Your answer should be one number: the count of lines in these entries that hold the word "this".

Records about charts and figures
....................

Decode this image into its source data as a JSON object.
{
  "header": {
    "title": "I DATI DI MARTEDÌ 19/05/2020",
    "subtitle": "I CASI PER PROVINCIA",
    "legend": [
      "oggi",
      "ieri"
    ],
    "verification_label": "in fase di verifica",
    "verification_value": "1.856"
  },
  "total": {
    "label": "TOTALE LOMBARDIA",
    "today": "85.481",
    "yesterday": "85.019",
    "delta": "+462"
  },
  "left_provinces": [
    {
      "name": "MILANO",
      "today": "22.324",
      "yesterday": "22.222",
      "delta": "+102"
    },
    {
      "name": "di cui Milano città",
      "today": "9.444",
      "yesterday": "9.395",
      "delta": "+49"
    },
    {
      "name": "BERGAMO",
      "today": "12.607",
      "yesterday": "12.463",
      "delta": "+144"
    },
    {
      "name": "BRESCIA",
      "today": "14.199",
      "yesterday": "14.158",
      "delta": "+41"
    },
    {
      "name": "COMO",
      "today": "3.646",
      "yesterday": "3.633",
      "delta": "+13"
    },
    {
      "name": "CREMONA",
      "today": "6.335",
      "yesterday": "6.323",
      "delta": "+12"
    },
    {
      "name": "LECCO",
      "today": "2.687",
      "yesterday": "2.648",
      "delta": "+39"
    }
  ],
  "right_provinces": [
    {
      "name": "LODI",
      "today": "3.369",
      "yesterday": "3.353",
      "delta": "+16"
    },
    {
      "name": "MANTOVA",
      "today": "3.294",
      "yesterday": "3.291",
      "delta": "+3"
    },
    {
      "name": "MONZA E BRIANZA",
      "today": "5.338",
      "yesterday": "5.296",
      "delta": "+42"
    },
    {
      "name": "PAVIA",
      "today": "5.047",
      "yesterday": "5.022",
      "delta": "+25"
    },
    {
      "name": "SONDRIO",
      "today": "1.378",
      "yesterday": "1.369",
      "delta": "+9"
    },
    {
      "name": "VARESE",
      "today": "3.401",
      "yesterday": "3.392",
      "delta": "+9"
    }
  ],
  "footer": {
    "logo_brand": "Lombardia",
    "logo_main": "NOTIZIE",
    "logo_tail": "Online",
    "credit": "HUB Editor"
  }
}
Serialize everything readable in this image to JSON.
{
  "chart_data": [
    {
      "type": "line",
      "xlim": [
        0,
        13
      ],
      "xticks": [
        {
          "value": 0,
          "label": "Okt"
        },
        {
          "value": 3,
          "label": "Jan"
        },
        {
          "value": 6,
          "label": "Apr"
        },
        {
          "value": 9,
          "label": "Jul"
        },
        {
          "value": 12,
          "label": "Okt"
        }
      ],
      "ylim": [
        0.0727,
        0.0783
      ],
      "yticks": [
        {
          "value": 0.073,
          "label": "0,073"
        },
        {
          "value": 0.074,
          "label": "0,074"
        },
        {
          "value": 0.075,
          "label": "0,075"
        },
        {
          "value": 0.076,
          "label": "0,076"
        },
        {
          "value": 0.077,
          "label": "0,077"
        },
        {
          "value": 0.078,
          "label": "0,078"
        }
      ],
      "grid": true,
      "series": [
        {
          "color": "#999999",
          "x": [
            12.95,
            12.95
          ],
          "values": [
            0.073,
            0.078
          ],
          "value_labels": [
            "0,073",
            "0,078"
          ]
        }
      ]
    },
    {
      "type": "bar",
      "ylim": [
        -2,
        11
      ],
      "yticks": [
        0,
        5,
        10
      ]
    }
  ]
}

....................

[FINAL ANSWER]: 2